En ‘Imperiofilia y el populismo nacional-católico’, Villacañas muestra una y otra vez la condición populista de la obra de Roca Barea, con todos sus aspectos accesorios.
Ha tenido el profesor José Luis Villacañas el coraje cívico de confrontar y dejar en su sitio las pretensiones de Roca Barea. En su libro que aquí referenciamos: Imperiofilia y el populismo nacional-católico, muestra una y otra vez la condición populista de la obra de Roca Barea, con todos sus aspectos accesorios.
Se trata de un populismo “histórico”, donde puede usar cualquier afirmación o cita como ladrillo que sirve para levantar el pedestal donde luego colocar “su” España. Eso es lo importante, y cualquiera que la niegue en base a criticar alguna de sus declaraciones, será un renegado, si es español, contra su patria, o un hispanófobo, si es extranjero. Es más, puede afirmar sin pestañear, que naciones notables de Europa solo son en tanto que contra España.
Sin embargo, algunos han recibido como bálsamo esa “altura” de España, y más si aparece en un supuesto pedestal “histórico”. Tanta necesidad había de ver España en algún sitio alto, que nadie se para en ver el soportal de su elevación. Roca Barea les ha proporcionado una imagen de España que les sirve para contrastar con las “propagandas” infames del independentismo catalán.
Qué importa si en el pedestal ha colocado un ladrillo como este: “Torquemada, comparado con Calvino, parece una mascota” (ese Calvino que controlaba la economía de Ginebra, sus ejércitos, y liquidaba a sus enemigos, matando a unos 500). Lo que importa a los elevadores de la elevadora de España es que “ante una frase así, podemos quedarnos satisfechos. No conocemos mejor a Calvino ni a Torquemada, ni a España ni a la Ginebra moderna, pero tenemos una expresión con la que nos sentimos reconfortados y a gusto en nuestro sentimiento de superioridad”. (p. 105) Ese ladrillo lo ha formado Roca Barea con todo su bagaje “populista intelectual”. Con Calvino, según “su” historia, nos asegura que “los destierros y la hoguera se convirtieron en un paisaje semanal”. Esta, nos dice el profesor Villacañas, “es una afirmación absolutamente monstruosa, escrita con la finalidad de apabullar al lector ingenuo” (p. 104). Así, ladrillo tras ladrillo, documento que “descubre” la verdad histórica de España, tras documento que descubre tal verdad (así lo afirman algunos elevadores de la elevadora). Documentos tan falsificados como la falsa donación de Constantino, pero ¿a quién le importa?, si con ellos se eleva la santa iglesia católica y España, ambas verdaderas por naturaleza.

• **REGISTROS DE DATOS**
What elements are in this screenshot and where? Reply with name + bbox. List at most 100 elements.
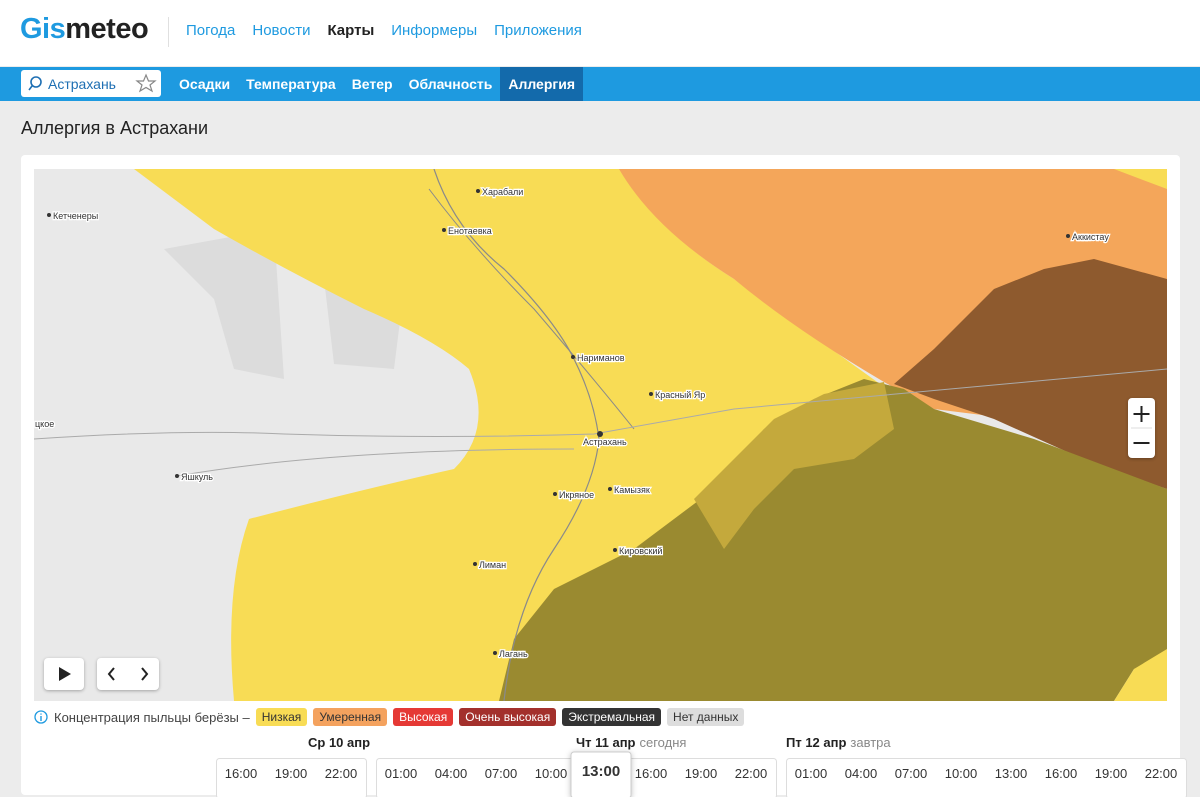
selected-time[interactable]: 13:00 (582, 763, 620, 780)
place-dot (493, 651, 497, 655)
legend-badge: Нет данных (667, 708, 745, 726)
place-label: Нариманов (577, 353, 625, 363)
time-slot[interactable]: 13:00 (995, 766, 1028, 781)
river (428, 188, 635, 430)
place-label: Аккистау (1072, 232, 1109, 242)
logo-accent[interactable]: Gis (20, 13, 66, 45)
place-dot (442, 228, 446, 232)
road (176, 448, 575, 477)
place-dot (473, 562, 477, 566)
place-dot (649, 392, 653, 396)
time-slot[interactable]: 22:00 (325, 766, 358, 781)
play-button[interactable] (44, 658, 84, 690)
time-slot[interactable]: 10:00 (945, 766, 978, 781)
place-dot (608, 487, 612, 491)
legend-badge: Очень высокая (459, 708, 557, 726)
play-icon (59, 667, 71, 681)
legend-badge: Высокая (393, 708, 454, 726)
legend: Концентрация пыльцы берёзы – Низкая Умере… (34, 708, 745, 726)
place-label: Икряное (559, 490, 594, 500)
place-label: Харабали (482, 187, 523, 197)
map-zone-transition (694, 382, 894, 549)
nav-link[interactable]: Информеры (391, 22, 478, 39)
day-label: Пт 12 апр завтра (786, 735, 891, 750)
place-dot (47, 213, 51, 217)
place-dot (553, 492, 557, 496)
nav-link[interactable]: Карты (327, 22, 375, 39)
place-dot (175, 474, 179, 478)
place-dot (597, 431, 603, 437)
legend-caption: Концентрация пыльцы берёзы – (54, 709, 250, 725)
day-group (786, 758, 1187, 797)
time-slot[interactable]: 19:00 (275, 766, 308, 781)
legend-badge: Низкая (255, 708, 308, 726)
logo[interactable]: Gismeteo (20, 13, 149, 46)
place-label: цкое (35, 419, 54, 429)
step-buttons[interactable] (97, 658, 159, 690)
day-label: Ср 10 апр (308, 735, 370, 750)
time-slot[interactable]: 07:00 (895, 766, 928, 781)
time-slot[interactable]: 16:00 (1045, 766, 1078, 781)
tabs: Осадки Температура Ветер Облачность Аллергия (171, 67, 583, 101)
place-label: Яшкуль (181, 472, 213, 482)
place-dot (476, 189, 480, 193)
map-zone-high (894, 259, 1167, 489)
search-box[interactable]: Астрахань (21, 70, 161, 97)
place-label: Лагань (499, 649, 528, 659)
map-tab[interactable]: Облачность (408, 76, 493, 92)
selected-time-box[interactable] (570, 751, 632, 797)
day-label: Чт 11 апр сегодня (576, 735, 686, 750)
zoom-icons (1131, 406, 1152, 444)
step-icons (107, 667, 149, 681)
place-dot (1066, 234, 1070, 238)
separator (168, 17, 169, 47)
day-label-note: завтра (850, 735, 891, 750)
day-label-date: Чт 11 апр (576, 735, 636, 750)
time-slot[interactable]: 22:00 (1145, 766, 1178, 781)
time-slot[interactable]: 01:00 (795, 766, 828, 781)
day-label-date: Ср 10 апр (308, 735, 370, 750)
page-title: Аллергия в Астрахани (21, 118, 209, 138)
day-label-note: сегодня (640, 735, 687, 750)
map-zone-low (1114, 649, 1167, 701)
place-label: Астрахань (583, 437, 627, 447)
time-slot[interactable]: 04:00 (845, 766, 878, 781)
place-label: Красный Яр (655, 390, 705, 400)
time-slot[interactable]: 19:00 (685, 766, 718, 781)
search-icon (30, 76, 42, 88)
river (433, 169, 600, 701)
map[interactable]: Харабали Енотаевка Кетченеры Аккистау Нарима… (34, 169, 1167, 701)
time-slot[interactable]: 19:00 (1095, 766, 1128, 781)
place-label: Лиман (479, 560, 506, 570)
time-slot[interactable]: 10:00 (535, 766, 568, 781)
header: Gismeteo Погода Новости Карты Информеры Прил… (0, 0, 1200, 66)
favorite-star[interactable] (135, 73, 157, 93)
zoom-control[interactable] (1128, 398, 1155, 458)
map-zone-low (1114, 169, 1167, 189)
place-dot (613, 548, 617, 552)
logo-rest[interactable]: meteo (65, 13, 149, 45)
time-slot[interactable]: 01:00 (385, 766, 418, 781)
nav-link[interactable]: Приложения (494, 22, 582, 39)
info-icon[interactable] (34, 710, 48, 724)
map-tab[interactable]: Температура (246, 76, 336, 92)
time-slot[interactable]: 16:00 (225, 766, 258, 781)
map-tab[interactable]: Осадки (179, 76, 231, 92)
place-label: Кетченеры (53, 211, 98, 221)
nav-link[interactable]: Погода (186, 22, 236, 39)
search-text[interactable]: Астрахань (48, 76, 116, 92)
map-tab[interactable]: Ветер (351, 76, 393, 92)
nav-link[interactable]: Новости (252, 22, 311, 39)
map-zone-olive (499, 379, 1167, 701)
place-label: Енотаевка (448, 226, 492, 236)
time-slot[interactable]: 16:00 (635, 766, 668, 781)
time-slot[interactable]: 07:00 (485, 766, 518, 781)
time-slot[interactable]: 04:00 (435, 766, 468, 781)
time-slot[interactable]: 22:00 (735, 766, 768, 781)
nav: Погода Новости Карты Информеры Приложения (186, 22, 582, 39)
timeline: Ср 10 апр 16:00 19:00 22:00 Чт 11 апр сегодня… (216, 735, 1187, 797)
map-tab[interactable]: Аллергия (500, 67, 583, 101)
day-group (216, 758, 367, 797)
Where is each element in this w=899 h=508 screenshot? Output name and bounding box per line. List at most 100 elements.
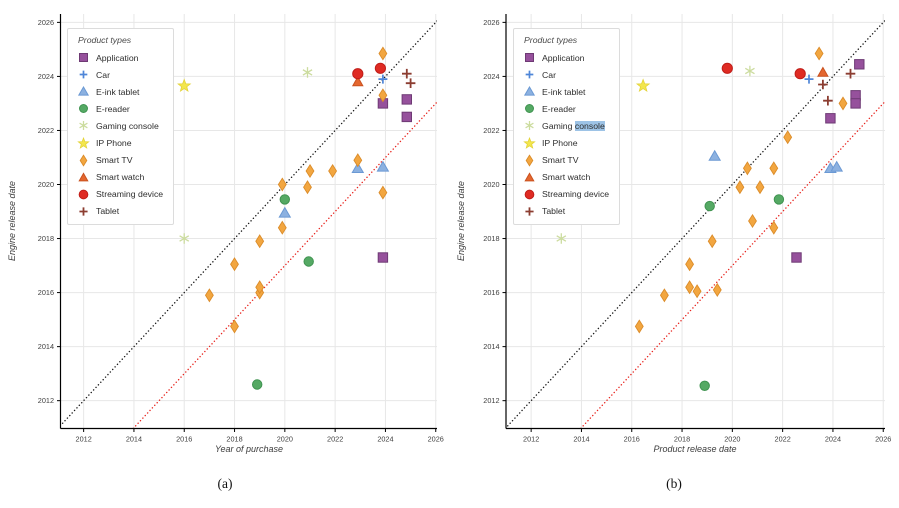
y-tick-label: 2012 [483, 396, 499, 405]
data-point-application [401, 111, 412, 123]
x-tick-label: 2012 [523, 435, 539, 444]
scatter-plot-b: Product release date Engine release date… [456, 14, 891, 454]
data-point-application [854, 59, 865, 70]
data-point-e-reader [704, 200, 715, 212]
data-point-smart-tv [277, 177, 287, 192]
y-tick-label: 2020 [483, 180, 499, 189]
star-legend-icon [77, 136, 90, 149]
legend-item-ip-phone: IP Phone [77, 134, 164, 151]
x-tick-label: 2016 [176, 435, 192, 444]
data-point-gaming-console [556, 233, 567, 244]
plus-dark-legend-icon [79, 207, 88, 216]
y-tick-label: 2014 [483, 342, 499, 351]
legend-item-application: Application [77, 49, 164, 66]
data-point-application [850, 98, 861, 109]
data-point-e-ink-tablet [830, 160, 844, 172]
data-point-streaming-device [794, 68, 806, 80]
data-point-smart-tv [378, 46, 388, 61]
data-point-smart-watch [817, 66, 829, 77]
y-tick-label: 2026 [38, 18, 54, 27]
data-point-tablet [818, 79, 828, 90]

• **TAREA PLANTEADA**
Prosiga el texto sobre el libro de Villacañas acerca de la obra de Roca Barea, comenzando justo después de su última oración.

• **RESPUESTA DEL EJERCICIO**
Otro ladrillo, muy querido y recurrente en la autora, es presentar a Lutero como un antiespañol esencial, promotor de la leyenda negra contra nuestra dorada nación. Vaya, que el bueno de Lutero, sumergido en las simas de su alma delante de Dios, realmente solo era alguien que tenía como objetivo único acabar con la idea gloriosa de Carlos V, y que sus señores alemanes, de los que era lacayo (por supuesto nadie es “lacayo” de Carlos V), pudieran robar la propiedad del emperador, que era lo mismo que robarle a España. Anacronismo puro, pero como ladrillo le vale. Que Carlos fuera emperador sobre el Sacro Imperio Germánico, con sus territorios, no hace que “España” sea la dueña de esos territorios, (tampoco lo era el emperador) y que si los pierde Carlos los pierde “España”. Eso es evidente, pero no se lo propongan a Roca Barea. Que incluso pondrá sonrisa populista y nos dirá que cómo se va a negar un hecho tan evidente: que Lutero era hispanófobo padre de la propaganda contra España, si están ahí las cifras de negocios de las imprentas que hicieron su agosto con ese afán de Lutero. ¿Cómo se puede afirmar algo así? Nos previene Villacañas, si de las más de tres mil obras de Lutero, “¿cuántos de esos libros fueron contra España? ¿Triunfaron las imprentas porque todos esos panfletos se dirigían a la lucha contra España?” (p. 95)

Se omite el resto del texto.